*The exercise*.
Wherever the word "screenshot" appears in the entries, copy the whole line.
--- start of Data provided ---
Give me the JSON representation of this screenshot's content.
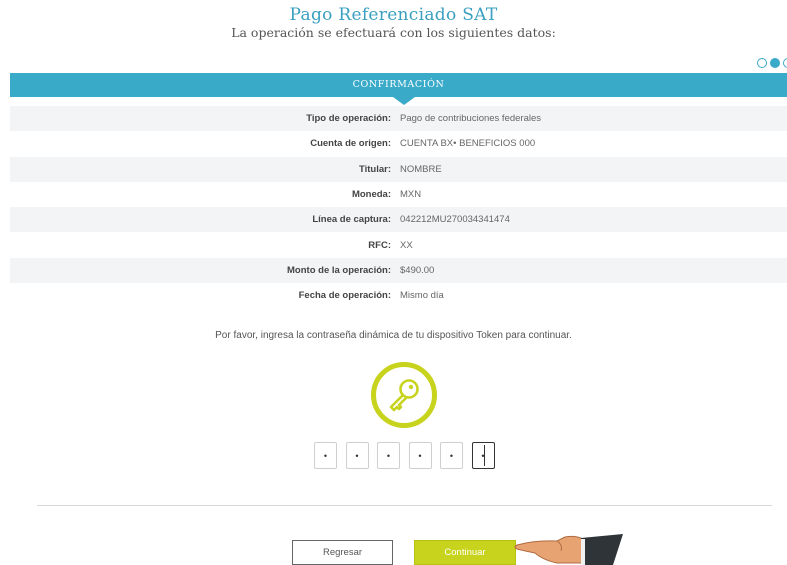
{
  "header": {
    "title": "Pago Referenciado SAT",
    "subtitle": "La operación se efectuará con los siguientes datos:"
  },
  "section": {
    "label": "CONFIRMACIÓN"
  },
  "details": [
    {
      "label": "Tipo de operación:",
      "value": "Pago de contribuciones federales"
    },
    {
      "label": "Cuenta de origen:",
      "value": "CUENTA BX• BENEFICIOS 000"
    },
    {
      "label": "Titular:",
      "value": "NOMBRE"
    },
    {
      "label": "Moneda:",
      "value": "MXN"
    },
    {
      "label": "Línea de captura:",
      "value": "042212MU270034341474"
    },
    {
      "label": "RFC:",
      "value": "XX"
    },
    {
      "label": "Monto de la operación:",
      "value": "$490.00"
    },
    {
      "label": "Fecha de operación:",
      "value": "Mismo día"
    }
  ],
  "token": {
    "prompt": "Por favor, ingresa la contraseña dinámica de tu dispositivo Token para continuar.",
    "digits": [
      "•",
      "•",
      "•",
      "•",
      "•",
      "•"
    ]
  },
  "buttons": {
    "back": "Regresar",
    "continue": "Continuar"
  },
  "colors": {
    "accent": "#3aaac9",
    "lime": "#c8d31d"
  },
  "icons": {
    "token": "key-icon",
    "pointer": "pointing-hand-icon"
  }
}
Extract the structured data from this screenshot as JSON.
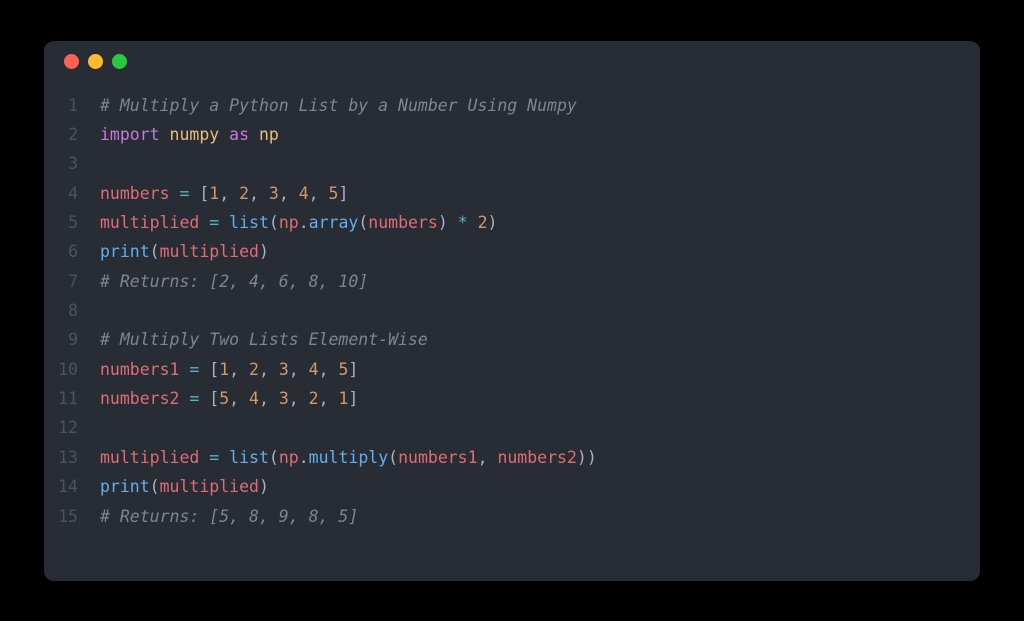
--- end of Data provided ---
*Correct output*.
Give me the JSON representation of this screenshot's content.
Extract the structured data from this screenshot as JSON.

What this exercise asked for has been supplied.